= STATED GOAL =
Look for the line containing "Output a JSON" in the listing below. Retype that line and every subsequent line through the last one, and only those.

= DATA RECORDS =

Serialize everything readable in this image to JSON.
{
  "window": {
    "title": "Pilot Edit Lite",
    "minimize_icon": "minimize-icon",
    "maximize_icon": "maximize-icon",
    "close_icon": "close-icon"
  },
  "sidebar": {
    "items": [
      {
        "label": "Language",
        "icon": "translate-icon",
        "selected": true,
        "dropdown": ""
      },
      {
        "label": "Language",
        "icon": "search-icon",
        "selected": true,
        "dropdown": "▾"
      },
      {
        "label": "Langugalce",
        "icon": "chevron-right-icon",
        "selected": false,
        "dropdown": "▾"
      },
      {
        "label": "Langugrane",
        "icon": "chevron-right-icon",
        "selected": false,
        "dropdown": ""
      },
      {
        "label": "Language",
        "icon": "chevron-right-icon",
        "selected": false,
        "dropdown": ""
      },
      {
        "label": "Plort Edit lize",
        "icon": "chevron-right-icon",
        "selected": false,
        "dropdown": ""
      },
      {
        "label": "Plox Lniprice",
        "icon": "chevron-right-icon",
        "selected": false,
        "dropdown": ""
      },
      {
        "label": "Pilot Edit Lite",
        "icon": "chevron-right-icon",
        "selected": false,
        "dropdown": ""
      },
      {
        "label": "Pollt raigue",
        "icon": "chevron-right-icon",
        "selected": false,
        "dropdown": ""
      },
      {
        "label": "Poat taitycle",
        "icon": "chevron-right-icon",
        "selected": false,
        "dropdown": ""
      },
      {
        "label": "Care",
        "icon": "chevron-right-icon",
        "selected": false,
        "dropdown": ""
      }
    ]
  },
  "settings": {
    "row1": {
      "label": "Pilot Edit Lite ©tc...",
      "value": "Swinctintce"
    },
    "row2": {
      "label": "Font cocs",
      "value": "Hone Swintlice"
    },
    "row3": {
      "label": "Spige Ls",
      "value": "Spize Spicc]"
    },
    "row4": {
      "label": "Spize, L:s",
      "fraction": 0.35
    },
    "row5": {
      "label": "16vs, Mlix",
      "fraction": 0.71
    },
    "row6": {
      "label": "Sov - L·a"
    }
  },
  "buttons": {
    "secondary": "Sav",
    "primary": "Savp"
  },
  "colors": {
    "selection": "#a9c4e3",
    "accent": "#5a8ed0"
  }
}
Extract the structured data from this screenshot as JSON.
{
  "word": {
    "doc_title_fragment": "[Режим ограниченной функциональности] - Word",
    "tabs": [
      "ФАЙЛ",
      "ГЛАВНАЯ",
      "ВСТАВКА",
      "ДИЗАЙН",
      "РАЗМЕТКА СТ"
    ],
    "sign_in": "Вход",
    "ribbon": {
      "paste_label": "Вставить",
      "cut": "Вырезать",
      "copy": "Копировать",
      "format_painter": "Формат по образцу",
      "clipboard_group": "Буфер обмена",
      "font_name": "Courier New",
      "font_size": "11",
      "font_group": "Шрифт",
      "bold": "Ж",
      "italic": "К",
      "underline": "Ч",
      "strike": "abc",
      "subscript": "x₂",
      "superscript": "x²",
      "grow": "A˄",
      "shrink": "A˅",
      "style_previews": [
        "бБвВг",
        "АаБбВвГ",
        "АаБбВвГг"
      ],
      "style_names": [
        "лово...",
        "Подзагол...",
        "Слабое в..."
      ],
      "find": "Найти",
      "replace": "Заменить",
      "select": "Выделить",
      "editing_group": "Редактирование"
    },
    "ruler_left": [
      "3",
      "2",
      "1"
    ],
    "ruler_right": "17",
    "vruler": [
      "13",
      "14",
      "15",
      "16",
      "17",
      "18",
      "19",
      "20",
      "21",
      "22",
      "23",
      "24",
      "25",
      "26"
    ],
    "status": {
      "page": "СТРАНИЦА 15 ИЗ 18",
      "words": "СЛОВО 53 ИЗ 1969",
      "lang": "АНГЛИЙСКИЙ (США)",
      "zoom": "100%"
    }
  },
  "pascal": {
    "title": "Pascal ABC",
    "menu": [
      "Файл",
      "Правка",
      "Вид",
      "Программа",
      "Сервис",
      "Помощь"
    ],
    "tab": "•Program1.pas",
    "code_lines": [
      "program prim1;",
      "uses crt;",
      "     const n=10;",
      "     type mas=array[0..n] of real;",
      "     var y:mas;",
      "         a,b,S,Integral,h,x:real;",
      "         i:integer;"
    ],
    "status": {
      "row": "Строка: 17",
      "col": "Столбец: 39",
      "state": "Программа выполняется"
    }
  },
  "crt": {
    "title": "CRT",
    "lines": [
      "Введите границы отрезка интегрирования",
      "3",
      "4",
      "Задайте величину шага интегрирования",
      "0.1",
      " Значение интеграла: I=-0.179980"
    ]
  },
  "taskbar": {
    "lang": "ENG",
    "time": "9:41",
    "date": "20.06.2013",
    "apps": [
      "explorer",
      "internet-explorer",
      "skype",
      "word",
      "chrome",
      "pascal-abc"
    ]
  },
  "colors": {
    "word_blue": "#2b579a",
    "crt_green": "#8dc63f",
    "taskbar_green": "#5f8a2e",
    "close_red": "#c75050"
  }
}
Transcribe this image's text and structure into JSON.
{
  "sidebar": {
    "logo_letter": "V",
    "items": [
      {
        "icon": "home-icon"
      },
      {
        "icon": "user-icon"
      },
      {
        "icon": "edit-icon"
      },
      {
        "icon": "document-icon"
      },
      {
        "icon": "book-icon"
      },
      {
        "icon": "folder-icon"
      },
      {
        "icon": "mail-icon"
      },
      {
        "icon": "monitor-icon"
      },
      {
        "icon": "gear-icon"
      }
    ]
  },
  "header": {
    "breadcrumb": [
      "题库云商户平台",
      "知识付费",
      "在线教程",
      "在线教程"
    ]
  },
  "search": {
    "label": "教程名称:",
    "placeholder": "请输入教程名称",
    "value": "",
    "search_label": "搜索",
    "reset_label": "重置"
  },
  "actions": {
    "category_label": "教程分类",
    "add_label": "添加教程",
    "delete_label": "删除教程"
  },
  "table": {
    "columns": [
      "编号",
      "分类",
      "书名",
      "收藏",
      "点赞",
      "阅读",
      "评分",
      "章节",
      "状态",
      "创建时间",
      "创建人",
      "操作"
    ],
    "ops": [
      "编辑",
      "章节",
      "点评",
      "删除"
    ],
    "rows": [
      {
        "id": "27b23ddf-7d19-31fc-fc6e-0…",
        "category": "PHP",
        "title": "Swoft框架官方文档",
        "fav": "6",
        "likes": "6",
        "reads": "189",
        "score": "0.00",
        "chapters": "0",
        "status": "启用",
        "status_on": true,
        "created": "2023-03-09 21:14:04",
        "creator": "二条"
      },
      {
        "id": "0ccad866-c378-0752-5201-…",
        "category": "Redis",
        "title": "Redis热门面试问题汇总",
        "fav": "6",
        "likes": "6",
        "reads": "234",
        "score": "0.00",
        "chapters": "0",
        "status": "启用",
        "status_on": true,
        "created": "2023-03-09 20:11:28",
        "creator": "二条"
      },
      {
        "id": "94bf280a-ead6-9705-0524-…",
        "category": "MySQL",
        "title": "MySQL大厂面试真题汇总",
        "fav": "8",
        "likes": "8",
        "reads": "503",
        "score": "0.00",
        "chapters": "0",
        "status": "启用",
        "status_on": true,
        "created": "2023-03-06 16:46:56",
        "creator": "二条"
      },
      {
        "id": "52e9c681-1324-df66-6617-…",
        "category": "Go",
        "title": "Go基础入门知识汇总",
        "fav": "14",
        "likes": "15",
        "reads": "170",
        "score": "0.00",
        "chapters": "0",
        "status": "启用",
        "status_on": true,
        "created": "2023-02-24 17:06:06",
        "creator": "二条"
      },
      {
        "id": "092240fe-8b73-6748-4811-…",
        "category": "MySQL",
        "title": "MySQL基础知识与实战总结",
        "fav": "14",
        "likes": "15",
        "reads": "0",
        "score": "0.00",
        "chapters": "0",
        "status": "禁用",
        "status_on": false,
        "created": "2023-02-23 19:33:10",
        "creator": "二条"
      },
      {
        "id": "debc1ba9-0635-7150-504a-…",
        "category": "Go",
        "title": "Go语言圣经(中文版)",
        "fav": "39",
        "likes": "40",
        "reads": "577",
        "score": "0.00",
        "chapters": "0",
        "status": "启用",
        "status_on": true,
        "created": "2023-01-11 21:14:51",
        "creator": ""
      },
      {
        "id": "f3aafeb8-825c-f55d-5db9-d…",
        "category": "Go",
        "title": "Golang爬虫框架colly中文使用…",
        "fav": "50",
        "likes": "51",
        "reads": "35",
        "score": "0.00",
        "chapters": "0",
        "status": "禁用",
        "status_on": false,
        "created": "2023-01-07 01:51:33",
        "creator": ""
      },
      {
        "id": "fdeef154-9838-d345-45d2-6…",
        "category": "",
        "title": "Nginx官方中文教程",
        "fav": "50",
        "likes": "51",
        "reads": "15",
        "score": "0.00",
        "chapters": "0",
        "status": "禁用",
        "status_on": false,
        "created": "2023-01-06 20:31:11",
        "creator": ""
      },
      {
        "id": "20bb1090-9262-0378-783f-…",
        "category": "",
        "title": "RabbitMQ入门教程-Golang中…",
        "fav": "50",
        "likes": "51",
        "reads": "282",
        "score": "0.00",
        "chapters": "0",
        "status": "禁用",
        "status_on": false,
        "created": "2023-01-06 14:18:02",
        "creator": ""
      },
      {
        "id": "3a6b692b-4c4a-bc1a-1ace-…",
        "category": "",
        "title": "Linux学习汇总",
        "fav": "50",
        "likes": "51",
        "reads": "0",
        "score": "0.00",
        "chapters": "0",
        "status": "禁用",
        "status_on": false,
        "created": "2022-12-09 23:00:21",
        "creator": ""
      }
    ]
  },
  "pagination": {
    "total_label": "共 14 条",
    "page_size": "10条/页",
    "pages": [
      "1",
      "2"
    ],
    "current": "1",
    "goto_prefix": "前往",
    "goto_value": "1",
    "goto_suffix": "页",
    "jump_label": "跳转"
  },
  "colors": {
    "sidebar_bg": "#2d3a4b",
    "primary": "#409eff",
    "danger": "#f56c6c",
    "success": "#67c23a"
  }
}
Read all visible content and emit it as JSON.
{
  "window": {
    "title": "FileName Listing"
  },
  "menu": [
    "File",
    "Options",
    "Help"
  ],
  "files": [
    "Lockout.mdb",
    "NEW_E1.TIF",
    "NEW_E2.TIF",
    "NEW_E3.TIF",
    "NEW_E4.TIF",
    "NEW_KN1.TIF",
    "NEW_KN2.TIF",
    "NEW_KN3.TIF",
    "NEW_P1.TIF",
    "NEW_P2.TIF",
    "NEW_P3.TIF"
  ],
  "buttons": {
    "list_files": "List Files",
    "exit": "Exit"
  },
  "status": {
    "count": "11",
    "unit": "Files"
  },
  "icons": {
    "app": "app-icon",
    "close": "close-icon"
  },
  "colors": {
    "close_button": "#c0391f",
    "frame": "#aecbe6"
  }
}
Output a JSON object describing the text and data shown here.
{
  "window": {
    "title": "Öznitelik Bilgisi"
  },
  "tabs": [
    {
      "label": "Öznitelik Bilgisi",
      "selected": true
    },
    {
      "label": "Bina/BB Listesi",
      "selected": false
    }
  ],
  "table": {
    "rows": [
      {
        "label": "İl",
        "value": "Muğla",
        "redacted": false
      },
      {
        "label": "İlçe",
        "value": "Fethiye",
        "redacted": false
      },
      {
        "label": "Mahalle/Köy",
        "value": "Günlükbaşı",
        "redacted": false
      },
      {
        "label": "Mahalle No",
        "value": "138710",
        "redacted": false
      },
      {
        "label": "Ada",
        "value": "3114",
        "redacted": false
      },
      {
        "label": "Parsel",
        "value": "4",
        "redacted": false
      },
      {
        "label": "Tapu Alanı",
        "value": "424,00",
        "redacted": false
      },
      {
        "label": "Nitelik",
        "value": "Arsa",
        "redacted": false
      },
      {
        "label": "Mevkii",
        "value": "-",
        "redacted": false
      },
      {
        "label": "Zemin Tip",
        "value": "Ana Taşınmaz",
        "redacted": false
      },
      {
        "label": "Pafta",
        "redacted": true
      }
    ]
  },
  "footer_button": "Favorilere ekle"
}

= RESPONSE TO THIS EXERCISE =
Output a JSON object describing the text and data shown here.
{
  "window": {
    "title": "Öznitelik Bilgisi"
  },
  "tabs": [
    {
      "label": "Öznitelik Bilgisi",
      "selected": true
    },
    {
      "label": "Bina/BB Listesi",
      "selected": false
    }
  ],
  "table": {
    "rows": [
      {
        "label": "İl",
        "value": "Muğla",
        "redacted": false
      },
      {
        "label": "İlçe",
        "value": "Fethiye",
        "redacted": false
      },
      {
        "label": "Mahalle/Köy",
        "value": "Günlükbaşı",
        "redacted": false
      },
      {
        "label": "Mahalle No",
        "value": "138710",
        "redacted": false
      },
      {
        "label": "Ada",
        "value": "3114",
        "redacted": false
      },
      {
        "label": "Parsel",
        "value": "4",
        "redacted": false
      },
      {
        "label": "Tapu Alanı",
        "value": "424,00",
        "redacted": false
      },
      {
        "label": "Nitelik",
        "value": "Arsa",
        "redacted": false
      },
      {
        "label": "Mevkii",
        "value": "-",
        "redacted": false
      },
      {
        "label": "Zemin Tip",
        "value": "Ana Taşınmaz",
        "redacted": false
      },
      {
        "label": "Pafta",
        "redacted": true
      }
    ]
  },
  "footer_button": "Favorilere ekle"
}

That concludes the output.